# [Your task]
Every line below should be copied exactly; drop the pictures.

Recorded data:
- - -
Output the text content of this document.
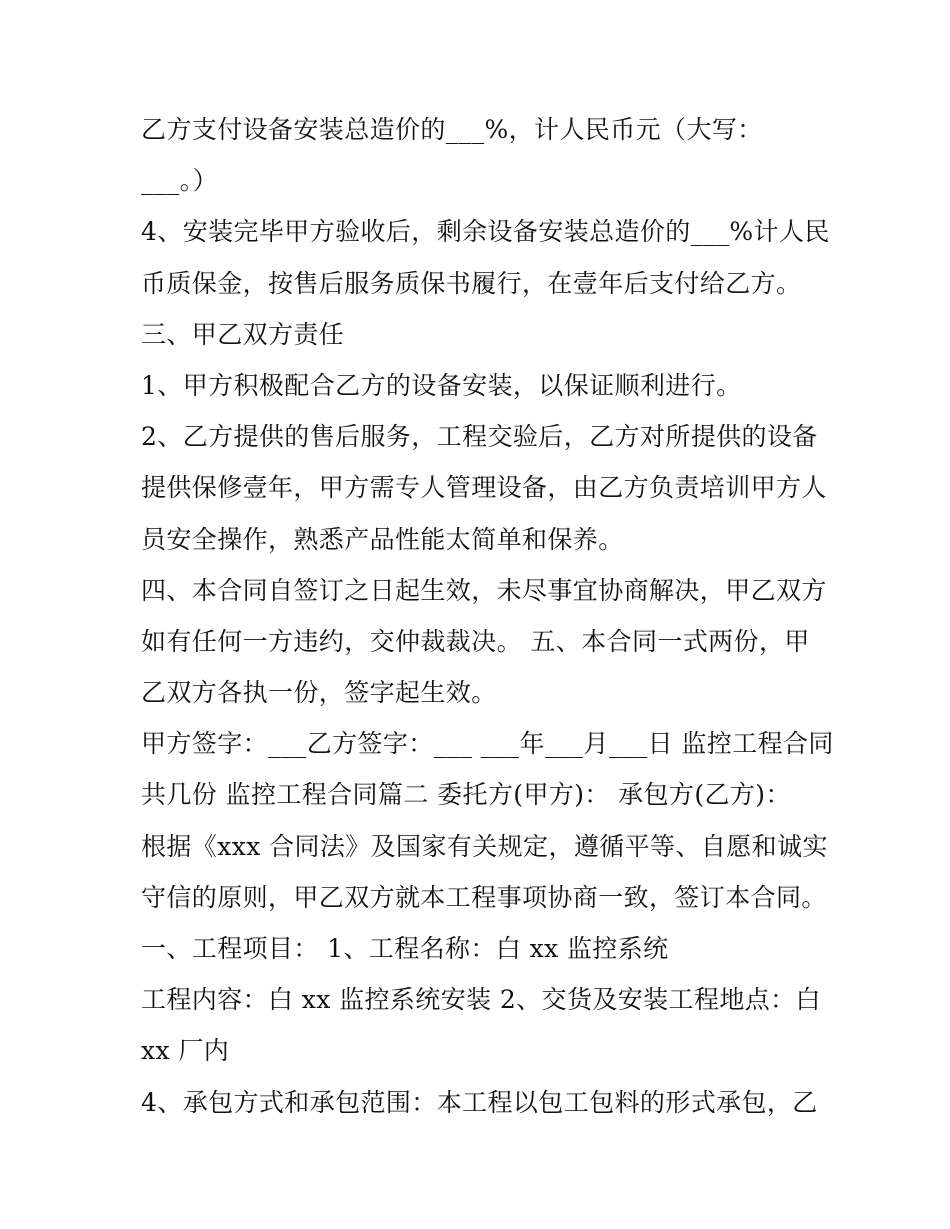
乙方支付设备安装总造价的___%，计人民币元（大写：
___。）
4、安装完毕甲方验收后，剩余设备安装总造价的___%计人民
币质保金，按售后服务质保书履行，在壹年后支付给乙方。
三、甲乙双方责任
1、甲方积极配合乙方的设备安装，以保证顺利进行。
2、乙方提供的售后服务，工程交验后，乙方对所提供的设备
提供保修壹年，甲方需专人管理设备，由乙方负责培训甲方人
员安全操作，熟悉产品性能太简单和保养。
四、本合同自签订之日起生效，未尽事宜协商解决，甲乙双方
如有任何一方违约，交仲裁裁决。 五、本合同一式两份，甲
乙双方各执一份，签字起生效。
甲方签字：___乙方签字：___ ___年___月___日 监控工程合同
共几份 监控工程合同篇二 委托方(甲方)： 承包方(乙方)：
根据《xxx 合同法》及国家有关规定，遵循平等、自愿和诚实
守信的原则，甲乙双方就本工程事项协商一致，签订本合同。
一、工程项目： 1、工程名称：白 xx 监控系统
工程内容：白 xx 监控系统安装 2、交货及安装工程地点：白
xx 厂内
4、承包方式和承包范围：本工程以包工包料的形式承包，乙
- - -
# [Solution below]
Output the text content of this document.
乙方支付设备安装总造价的___%，计人民币元（大写：
___。）
4、安装完毕甲方验收后，剩余设备安装总造价的___%计人民
币质保金，按售后服务质保书履行，在壹年后支付给乙方。
三、甲乙双方责任
1、甲方积极配合乙方的设备安装，以保证顺利进行。
2、乙方提供的售后服务，工程交验后，乙方对所提供的设备
提供保修壹年，甲方需专人管理设备，由乙方负责培训甲方人
员安全操作，熟悉产品性能太简单和保养。
四、本合同自签订之日起生效，未尽事宜协商解决，甲乙双方
如有任何一方违约，交仲裁裁决。 五、本合同一式两份，甲
乙双方各执一份，签字起生效。
甲方签字：___乙方签字：___ ___年___月___日 监控工程合同
共几份 监控工程合同篇二 委托方(甲方)： 承包方(乙方)：
根据《xxx 合同法》及国家有关规定，遵循平等、自愿和诚实
守信的原则，甲乙双方就本工程事项协商一致，签订本合同。
一、工程项目： 1、工程名称：白 xx 监控系统
工程内容：白 xx 监控系统安装 2、交货及安装工程地点：白
xx 厂内
4、承包方式和承包范围：本工程以包工包料的形式承包，乙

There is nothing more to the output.